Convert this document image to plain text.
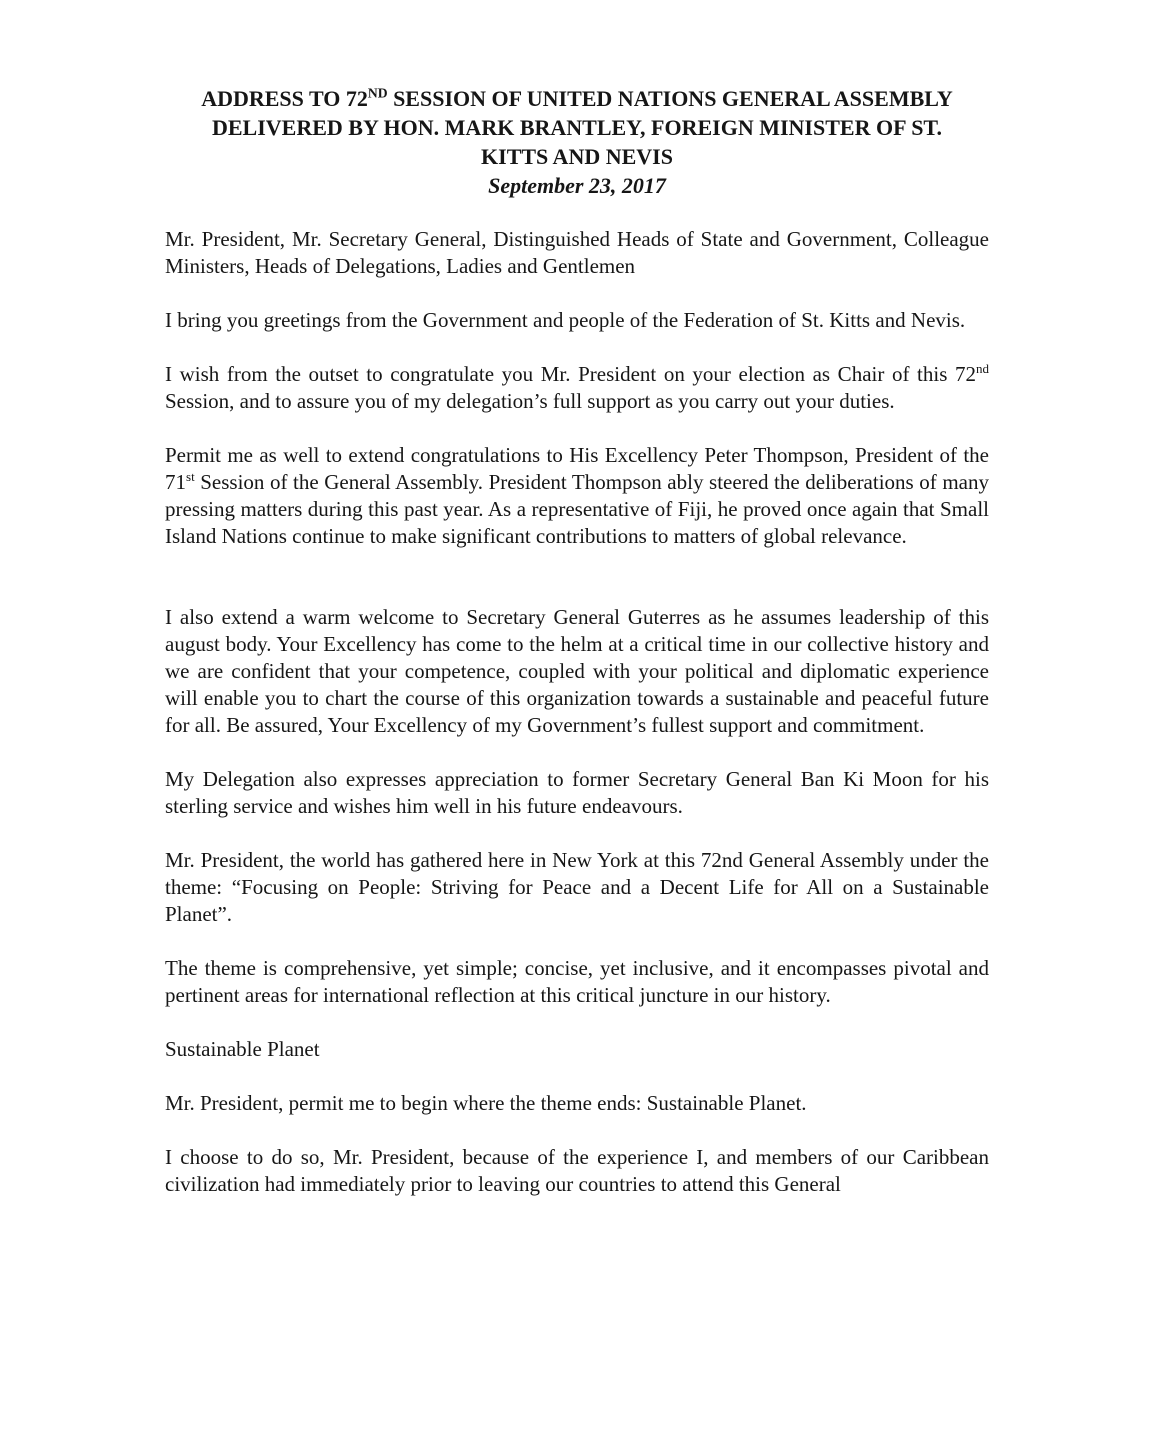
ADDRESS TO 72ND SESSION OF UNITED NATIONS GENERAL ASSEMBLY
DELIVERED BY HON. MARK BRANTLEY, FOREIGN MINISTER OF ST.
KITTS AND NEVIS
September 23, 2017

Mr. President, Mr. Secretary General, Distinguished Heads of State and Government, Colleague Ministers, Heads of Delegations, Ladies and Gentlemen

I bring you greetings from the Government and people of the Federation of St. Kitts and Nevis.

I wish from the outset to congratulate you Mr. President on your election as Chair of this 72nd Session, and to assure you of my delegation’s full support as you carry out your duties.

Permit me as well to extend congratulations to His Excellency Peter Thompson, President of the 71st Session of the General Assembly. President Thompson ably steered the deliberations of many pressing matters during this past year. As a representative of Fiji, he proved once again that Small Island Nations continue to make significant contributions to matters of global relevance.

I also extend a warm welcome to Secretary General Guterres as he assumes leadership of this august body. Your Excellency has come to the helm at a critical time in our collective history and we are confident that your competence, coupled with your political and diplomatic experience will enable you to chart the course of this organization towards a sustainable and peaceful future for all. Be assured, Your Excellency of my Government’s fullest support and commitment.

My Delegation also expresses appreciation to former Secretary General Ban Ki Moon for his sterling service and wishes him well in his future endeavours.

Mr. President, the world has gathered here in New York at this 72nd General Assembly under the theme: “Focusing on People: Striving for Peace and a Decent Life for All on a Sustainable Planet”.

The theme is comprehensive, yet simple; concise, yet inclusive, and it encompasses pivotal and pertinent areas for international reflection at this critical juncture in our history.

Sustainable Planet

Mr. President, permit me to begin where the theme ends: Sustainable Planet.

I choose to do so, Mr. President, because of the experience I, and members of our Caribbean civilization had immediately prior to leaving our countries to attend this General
==========
(Written instruction)
Reproduce the material in its entirety and word for word, without the pictures.

(Task response)
Convert this document image to plain text.
ADDRESS TO 72ND SESSION OF UNITED NATIONS GENERAL ASSEMBLY
DELIVERED BY HON. MARK BRANTLEY, FOREIGN MINISTER OF ST.
KITTS AND NEVIS
September 23, 2017

Mr. President, Mr. Secretary General, Distinguished Heads of State and Government, Colleague Ministers, Heads of Delegations, Ladies and Gentlemen

I bring you greetings from the Government and people of the Federation of St. Kitts and Nevis.

I wish from the outset to congratulate you Mr. President on your election as Chair of this 72nd Session, and to assure you of my delegation’s full support as you carry out your duties.

Permit me as well to extend congratulations to His Excellency Peter Thompson, President of the 71st Session of the General Assembly. President Thompson ably steered the deliberations of many pressing matters during this past year. As a representative of Fiji, he proved once again that Small Island Nations continue to make significant contributions to matters of global relevance.

I also extend a warm welcome to Secretary General Guterres as he assumes leadership of this august body. Your Excellency has come to the helm at a critical time in our collective history and we are confident that your competence, coupled with your political and diplomatic experience will enable you to chart the course of this organization towards a sustainable and peaceful future for all. Be assured, Your Excellency of my Government’s fullest support and commitment.

My Delegation also expresses appreciation to former Secretary General Ban Ki Moon for his sterling service and wishes him well in his future endeavours.

Mr. President, the world has gathered here in New York at this 72nd General Assembly under the theme: “Focusing on People: Striving for Peace and a Decent Life for All on a Sustainable Planet”.

The theme is comprehensive, yet simple; concise, yet inclusive, and it encompasses pivotal and pertinent areas for international reflection at this critical juncture in our history.

Sustainable Planet

Mr. President, permit me to begin where the theme ends: Sustainable Planet.

I choose to do so, Mr. President, because of the experience I, and members of our Caribbean civilization had immediately prior to leaving our countries to attend this General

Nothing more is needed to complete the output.